- _STATED GOAL_: Lines that include the word "個別變形" are the ones to copy.

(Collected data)
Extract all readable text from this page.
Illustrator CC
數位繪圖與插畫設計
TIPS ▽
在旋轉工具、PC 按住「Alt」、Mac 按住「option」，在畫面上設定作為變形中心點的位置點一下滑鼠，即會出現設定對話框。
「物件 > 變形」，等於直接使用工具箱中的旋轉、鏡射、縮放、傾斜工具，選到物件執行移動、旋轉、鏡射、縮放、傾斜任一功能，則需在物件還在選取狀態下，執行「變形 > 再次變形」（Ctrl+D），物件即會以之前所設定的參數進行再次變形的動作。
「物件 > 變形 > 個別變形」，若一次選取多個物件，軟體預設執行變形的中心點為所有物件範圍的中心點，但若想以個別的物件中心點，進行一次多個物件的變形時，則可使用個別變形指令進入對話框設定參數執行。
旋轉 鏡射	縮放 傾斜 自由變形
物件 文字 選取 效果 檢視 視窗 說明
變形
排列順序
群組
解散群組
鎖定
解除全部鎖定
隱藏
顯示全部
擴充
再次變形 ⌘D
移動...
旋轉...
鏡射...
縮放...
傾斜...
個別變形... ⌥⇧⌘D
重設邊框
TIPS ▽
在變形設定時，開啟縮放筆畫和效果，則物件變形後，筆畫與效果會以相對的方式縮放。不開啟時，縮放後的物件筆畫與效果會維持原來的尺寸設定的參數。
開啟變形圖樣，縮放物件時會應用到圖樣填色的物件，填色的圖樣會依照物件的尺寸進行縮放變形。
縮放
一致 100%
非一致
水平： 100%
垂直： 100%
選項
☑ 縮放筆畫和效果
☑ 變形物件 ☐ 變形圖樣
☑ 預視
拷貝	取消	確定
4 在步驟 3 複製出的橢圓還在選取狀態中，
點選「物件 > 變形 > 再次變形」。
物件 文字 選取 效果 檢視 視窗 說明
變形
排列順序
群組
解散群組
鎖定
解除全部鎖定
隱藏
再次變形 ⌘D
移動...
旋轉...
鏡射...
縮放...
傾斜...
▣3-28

- _EXERCISE RESULT_:
「物件 > 變形 > 個別變形」，若一次選取多個物件，軟體預設執行變形的中心點為所有物件範圍的中心點，但若想以個別的物件中心點，進行一次多個物件的變形時，則可使用個別變形指令進入對話框設定參數執行。
個別變形... ⌥⇧⌘D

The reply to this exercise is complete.